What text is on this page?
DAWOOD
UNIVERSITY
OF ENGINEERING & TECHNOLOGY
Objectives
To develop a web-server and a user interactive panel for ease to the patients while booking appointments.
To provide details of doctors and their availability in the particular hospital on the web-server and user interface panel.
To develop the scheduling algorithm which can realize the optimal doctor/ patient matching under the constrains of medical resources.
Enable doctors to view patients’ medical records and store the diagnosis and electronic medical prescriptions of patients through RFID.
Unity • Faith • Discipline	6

-------------------------

Your goal:
Among the lines above, find those with the string "panel" and copy them.

Your response:
To develop a web-server and a user interactive panel for ease to the patients while booking appointments.
To provide details of doctors and their availability in the particular hospital on the web-server and user interface panel.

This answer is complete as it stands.